For the entries that follow, state how many lines include the word "órgano", giving the number and nothing else.
# # # # #
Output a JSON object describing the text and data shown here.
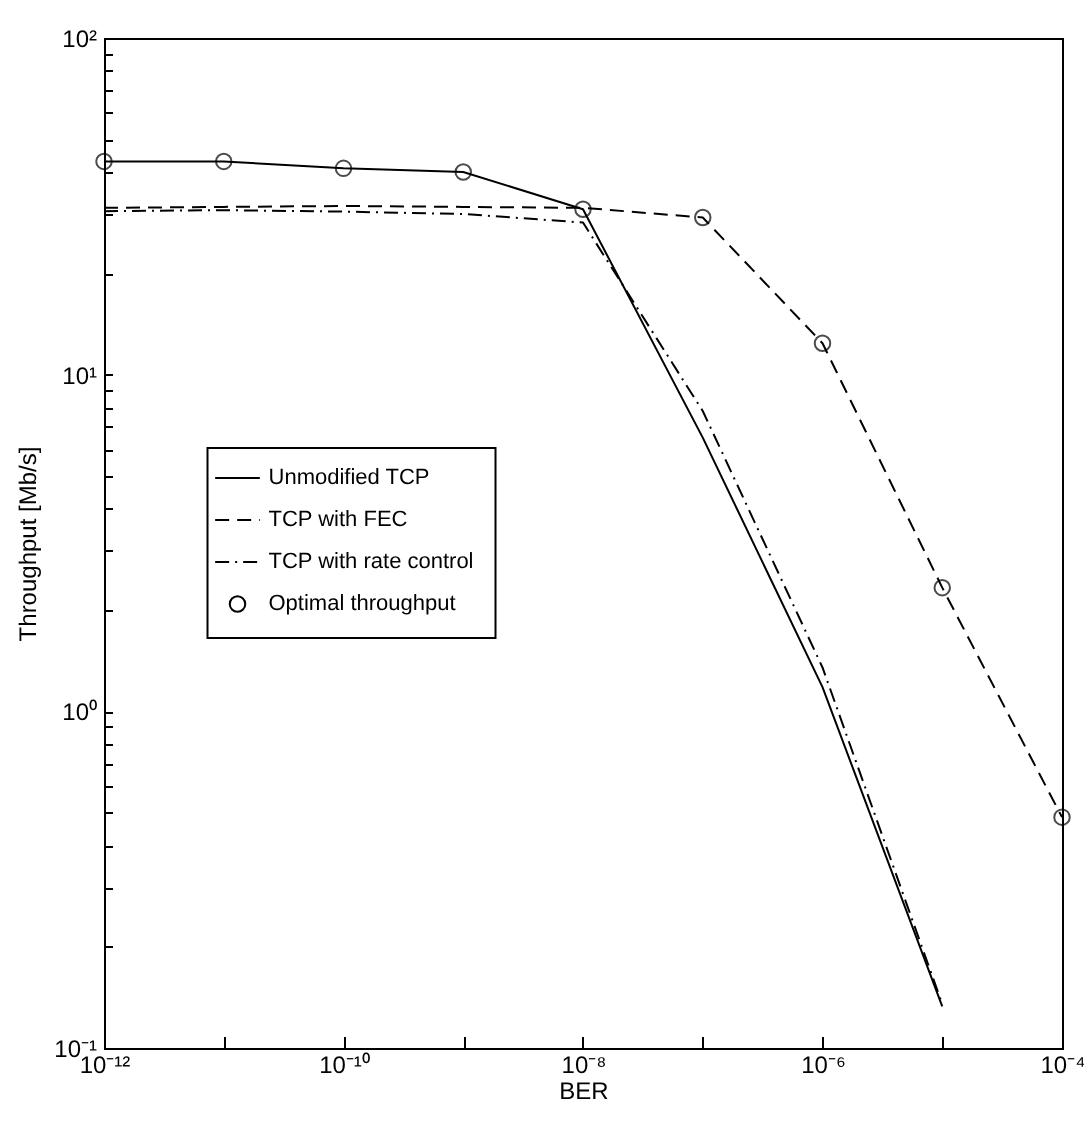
{
  "chart_data": {
    "type": "line",
    "xlabel": "BER",
    "ylabel": "Throughput [Mb/s]",
    "log": "xy",
    "grid": false,
    "legend": "left",
    "x": [
      1e-12,
      1e-11,
      1e-10,
      1e-09,
      1e-08,
      1e-07,
      1e-06,
      1e-05
    ],
    "xlim": [
      1e-12,
      0.0001
    ],
    "xticks": [
      {
        "value": 1e-12,
        "label": "10⁻¹²"
      },
      {
        "value": 1e-11,
        "label": null
      },
      {
        "value": 1e-10,
        "label": "10⁻¹⁰"
      },
      {
        "value": 1e-09,
        "label": null
      },
      {
        "value": 1e-08,
        "label": "10⁻⁸"
      },
      {
        "value": 1e-07,
        "label": null
      },
      {
        "value": 1e-06,
        "label": "10⁻⁶"
      },
      {
        "value": 1e-05,
        "label": null
      },
      {
        "value": 0.0001,
        "label": "10⁻⁴"
      }
    ],
    "ylim": [
      0.1,
      100
    ],
    "yticks": [
      {
        "value": 0.1,
        "label": "10⁻¹"
      },
      {
        "value": 0.2,
        "label": null
      },
      {
        "value": 0.3,
        "label": null
      },
      {
        "value": 0.4,
        "label": null
      },
      {
        "value": 0.5,
        "label": null
      },
      {
        "value": 0.6,
        "label": null
      },
      {
        "value": 0.7,
        "label": null
      },
      {
        "value": 0.8,
        "label": null
      },
      {
        "value": 0.9,
        "label": null
      },
      {
        "value": 1,
        "label": "10⁰"
      },
      {
        "value": 2,
        "label": null
      },
      {
        "value": 3,
        "label": null
      },
      {
        "value": 4,
        "label": null
      },
      {
        "value": 5,
        "label": null
      },
      {
        "value": 6,
        "label": null
      },
      {
        "value": 7,
        "label": null
      },
      {
        "value": 8,
        "label": null
      },
      {
        "value": 9,
        "label": null
      },
      {
        "value": 10,
        "label": "10¹"
      },
      {
        "value": 20,
        "label": null
      },
      {
        "value": 30,
        "label": null
      },
      {
        "value": 40,
        "label": null
      },
      {
        "value": 50,
        "label": null
      },
      {
        "value": 60,
        "label": null
      },
      {
        "value": 70,
        "label": null
      },
      {
        "value": 80,
        "label": null
      },
      {
        "value": 90,
        "label": null
      },
      {
        "value": 100,
        "label": "10²"
      }
    ],
    "series": [
      {
        "name": "Unmodified TCP",
        "line_style": "solid",
        "color": "#000000",
        "values": [
          43,
          43,
          41,
          40,
          31,
          6.5,
          1.18,
          0.133
        ]
      },
      {
        "name": "TCP with FEC",
        "line_style": "dashed",
        "color": "#000000",
        "x": [
          1e-12,
          1e-11,
          1e-10,
          1e-09,
          1e-08,
          1e-07,
          1e-06,
          1e-05,
          0.0001
        ],
        "values": [
          31.3,
          31.5,
          31.7,
          31.5,
          31.3,
          29.3,
          12.4,
          2.33,
          0.485
        ]
      },
      {
        "name": "TCP with rate control",
        "line_style": "dashdot",
        "color": "#000000",
        "values": [
          30.6,
          30.8,
          30.5,
          30,
          28.3,
          7.8,
          1.35,
          0.135
        ]
      },
      {
        "name": "Optimal throughput",
        "type": "scatter",
        "marker": "circle",
        "color": "#000000",
        "x": [
          1e-12,
          1e-11,
          1e-10,
          1e-09,
          1e-08,
          1e-07,
          1e-06,
          1e-05,
          0.0001
        ],
        "values": [
          43,
          43,
          41,
          40,
          31,
          29.3,
          12.4,
          2.33,
          0.485
        ]
      }
    ]
  }
}
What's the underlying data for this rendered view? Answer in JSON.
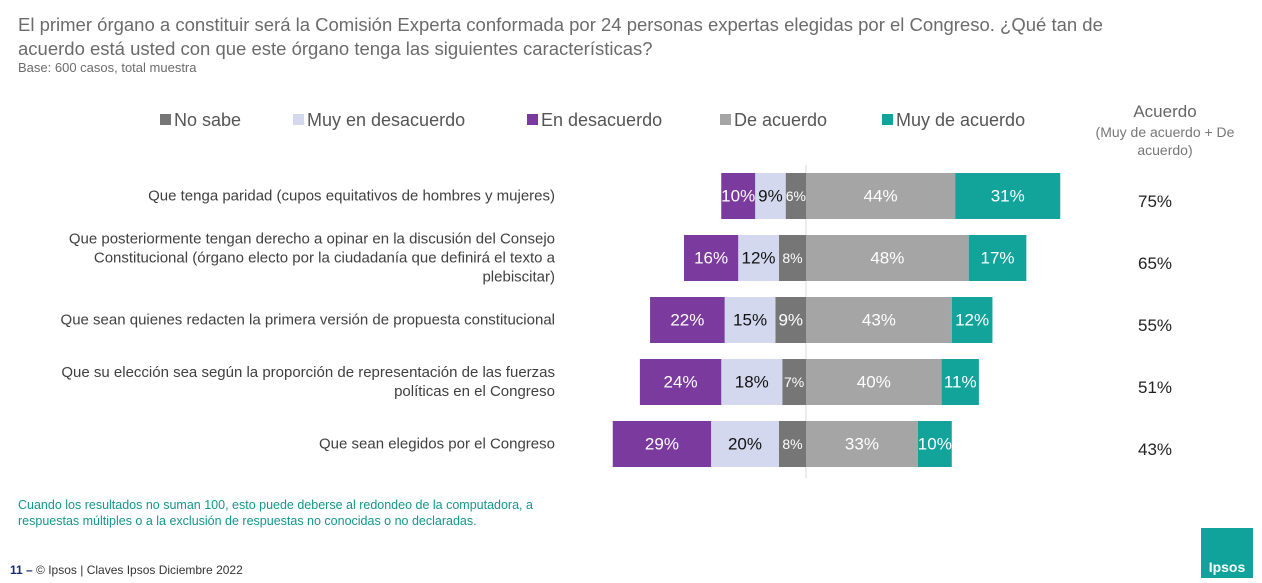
{
  "title": "El primer órgano a constituir será la Comisión Experta conformada por 24 personas expertas elegidas por el Congreso. ¿Qué tan de acuerdo está usted con que este órgano tenga las siguientes características?",
  "subtitle": "Base: 600 casos, total muestra",
  "chart_data": {
    "type": "diverging-bar",
    "categories": [
      "Que tenga paridad (cupos equitativos de hombres y mujeres)",
      "Que posteriormente tengan derecho a opinar en la discusión del Consejo Constitucional (órgano electo por la ciudadanía que definirá el texto a plebiscitar)",
      "Que sean quienes redacten la primera versión de propuesta constitucional",
      "Que su elección sea según la proporción de representación de las fuerzas políticas en el Congreso",
      "Que sean elegidos por el Congreso"
    ],
    "series": [
      {
        "name": "No sabe",
        "color": "#767676",
        "side": "left",
        "values": [
          6,
          8,
          9,
          7,
          8
        ],
        "value_labels": [
          "6%",
          "8%",
          "9%",
          "7%",
          "8%"
        ]
      },
      {
        "name": "Muy en desacuerdo",
        "color": "#d3d8ef",
        "side": "left",
        "values": [
          9,
          12,
          15,
          18,
          20
        ],
        "value_labels": [
          "9%",
          "12%",
          "15%",
          "18%",
          "20%"
        ]
      },
      {
        "name": "En desacuerdo",
        "color": "#7b3a9e",
        "side": "left",
        "values": [
          10,
          16,
          22,
          24,
          29
        ],
        "value_labels": [
          "10%",
          "16%",
          "22%",
          "24%",
          "29%"
        ]
      },
      {
        "name": "De acuerdo",
        "color": "#a5a5a5",
        "side": "right",
        "values": [
          44,
          48,
          43,
          40,
          33
        ],
        "value_labels": [
          "44%",
          "48%",
          "43%",
          "40%",
          "33%"
        ]
      },
      {
        "name": "Muy de acuerdo",
        "color": "#12a39b",
        "side": "right",
        "values": [
          31,
          17,
          12,
          11,
          10
        ],
        "value_labels": [
          "31%",
          "17%",
          "12%",
          "11%",
          "10%"
        ]
      }
    ],
    "totals": {
      "title": "Acuerdo",
      "subtitle": "(Muy de acuerdo + De acuerdo)",
      "values": [
        75,
        65,
        55,
        51,
        43
      ],
      "value_labels": [
        "75%",
        "65%",
        "55%",
        "51%",
        "43%"
      ]
    }
  },
  "footnote": "Cuando los resultados no suman 100, esto puede deberse al redondeo de la computadora, a respuestas múltiples o a la exclusión de respuestas no conocidas o no declaradas.",
  "footer": {
    "page": "11 –",
    "text": "© Ipsos | Claves Ipsos Diciembre 2022",
    "logo": "Ipsos"
  }
}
# # # # #
Exercise response — 2